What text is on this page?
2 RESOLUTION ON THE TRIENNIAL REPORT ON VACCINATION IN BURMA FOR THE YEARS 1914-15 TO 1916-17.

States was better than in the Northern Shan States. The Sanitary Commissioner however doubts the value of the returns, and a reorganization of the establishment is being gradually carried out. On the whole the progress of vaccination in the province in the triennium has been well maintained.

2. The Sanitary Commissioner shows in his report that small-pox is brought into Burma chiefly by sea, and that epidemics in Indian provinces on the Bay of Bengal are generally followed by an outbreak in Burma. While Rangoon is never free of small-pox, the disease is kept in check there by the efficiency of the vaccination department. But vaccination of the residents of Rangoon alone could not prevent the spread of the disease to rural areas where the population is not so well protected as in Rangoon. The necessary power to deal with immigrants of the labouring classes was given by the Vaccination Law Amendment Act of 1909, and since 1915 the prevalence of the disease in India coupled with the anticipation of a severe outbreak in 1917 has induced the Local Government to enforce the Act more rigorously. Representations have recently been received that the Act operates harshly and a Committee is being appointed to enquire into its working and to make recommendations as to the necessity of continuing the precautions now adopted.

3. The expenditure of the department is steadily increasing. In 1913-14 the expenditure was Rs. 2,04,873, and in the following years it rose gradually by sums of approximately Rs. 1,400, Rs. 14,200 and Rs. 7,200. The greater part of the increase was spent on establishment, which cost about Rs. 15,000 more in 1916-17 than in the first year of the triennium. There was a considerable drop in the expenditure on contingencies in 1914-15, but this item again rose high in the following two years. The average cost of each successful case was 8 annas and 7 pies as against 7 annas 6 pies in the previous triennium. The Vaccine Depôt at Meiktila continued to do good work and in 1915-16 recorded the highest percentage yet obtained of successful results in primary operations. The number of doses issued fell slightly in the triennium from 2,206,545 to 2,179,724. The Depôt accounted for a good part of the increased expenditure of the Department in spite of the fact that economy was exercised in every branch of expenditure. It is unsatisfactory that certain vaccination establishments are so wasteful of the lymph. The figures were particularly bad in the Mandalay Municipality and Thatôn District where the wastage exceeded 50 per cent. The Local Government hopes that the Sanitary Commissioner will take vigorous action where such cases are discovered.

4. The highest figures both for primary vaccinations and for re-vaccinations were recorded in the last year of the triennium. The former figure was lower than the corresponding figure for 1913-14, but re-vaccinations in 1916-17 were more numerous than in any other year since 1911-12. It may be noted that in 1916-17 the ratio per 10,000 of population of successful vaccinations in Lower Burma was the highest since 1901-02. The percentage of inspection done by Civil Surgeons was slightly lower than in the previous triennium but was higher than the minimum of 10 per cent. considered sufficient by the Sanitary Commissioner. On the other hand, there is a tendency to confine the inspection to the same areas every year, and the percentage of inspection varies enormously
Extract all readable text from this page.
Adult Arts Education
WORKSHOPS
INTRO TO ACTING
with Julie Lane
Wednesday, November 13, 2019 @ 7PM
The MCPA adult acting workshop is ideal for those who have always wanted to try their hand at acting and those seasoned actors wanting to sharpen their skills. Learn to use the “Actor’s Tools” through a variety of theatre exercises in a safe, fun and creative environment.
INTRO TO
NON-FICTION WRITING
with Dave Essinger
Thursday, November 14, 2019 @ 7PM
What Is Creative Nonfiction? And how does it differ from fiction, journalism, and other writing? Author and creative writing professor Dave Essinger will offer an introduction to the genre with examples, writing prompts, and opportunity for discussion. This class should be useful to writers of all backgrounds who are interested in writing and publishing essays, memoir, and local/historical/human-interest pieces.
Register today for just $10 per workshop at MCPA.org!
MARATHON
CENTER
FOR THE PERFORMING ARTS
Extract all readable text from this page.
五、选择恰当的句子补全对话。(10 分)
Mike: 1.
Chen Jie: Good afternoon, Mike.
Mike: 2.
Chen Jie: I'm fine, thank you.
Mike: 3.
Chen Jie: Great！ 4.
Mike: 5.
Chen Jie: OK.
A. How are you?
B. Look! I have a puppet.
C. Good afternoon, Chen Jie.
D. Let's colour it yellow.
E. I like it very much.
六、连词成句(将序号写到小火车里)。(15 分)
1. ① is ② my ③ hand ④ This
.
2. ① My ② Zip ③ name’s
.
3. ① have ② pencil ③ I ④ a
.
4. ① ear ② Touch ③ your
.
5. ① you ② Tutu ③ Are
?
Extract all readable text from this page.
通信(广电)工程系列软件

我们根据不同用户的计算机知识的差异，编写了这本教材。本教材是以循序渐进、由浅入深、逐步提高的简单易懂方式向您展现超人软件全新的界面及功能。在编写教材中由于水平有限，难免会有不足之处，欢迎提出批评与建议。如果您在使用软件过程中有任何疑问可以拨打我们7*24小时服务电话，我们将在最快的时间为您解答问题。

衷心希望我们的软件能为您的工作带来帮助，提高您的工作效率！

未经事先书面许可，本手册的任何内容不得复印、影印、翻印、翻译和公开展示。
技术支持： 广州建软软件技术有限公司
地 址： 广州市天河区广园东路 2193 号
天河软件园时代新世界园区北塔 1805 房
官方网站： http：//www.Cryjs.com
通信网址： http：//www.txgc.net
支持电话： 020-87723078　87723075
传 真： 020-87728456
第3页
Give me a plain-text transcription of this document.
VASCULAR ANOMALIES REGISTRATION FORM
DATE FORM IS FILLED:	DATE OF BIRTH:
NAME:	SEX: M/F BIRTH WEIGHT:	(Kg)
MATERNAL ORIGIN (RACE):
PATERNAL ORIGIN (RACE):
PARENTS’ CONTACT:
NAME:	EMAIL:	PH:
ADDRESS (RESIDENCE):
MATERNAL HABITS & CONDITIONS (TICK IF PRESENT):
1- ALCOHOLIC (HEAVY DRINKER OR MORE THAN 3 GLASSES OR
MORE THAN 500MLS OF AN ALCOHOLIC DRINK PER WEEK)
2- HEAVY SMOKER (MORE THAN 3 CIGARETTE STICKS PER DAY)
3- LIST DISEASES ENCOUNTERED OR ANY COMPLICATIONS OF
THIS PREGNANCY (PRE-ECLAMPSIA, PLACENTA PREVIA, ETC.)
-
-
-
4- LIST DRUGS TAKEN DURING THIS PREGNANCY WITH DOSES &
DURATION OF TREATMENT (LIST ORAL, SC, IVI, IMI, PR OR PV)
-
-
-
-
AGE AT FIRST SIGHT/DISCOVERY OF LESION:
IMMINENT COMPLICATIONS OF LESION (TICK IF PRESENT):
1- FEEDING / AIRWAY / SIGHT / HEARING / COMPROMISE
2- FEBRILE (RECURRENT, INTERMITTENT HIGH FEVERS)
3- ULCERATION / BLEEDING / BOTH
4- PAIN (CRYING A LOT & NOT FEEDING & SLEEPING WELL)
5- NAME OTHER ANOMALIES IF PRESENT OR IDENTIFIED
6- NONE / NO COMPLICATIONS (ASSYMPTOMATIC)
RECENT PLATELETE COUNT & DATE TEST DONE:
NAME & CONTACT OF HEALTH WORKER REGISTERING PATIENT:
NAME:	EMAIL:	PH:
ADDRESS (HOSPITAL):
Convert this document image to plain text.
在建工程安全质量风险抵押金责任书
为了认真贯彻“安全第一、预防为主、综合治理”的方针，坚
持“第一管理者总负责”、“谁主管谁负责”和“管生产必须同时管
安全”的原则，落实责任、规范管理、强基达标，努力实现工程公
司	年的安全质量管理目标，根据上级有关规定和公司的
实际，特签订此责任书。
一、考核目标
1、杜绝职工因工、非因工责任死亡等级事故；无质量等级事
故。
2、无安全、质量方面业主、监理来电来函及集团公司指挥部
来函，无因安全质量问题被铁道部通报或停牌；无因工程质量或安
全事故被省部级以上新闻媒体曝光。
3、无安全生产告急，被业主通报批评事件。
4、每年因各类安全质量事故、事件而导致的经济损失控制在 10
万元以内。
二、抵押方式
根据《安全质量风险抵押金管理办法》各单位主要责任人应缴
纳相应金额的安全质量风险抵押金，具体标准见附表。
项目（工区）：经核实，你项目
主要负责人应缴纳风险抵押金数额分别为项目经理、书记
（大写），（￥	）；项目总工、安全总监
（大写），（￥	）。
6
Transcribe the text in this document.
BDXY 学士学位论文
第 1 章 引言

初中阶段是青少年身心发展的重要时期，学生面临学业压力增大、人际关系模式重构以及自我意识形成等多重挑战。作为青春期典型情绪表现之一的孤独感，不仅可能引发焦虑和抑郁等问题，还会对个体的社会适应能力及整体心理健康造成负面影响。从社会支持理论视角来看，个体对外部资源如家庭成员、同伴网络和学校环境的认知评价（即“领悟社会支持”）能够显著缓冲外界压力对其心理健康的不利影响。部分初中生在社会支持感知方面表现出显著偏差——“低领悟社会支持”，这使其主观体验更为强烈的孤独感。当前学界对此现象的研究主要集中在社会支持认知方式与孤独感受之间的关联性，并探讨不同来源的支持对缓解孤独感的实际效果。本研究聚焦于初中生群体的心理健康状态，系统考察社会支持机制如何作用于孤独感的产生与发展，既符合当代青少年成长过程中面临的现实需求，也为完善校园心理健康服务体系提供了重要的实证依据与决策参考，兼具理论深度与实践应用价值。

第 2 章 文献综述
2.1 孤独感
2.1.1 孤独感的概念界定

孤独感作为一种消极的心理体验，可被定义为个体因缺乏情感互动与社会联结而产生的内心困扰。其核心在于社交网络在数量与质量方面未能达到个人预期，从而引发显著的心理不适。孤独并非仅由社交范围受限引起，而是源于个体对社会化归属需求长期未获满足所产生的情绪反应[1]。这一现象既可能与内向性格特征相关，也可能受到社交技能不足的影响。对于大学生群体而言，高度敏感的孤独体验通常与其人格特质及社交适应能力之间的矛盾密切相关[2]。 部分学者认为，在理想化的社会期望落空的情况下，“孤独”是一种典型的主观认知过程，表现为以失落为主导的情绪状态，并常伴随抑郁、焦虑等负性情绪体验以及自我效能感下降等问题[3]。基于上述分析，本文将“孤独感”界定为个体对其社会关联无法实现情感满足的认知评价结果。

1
---
WHAT YOU ARE ASKED TO DO | Gather each line in these records that contains the string "RACE".

TASK RESPONSE |
MATERNAL ORIGIN (RACE):
PATERNAL ORIGIN (RACE):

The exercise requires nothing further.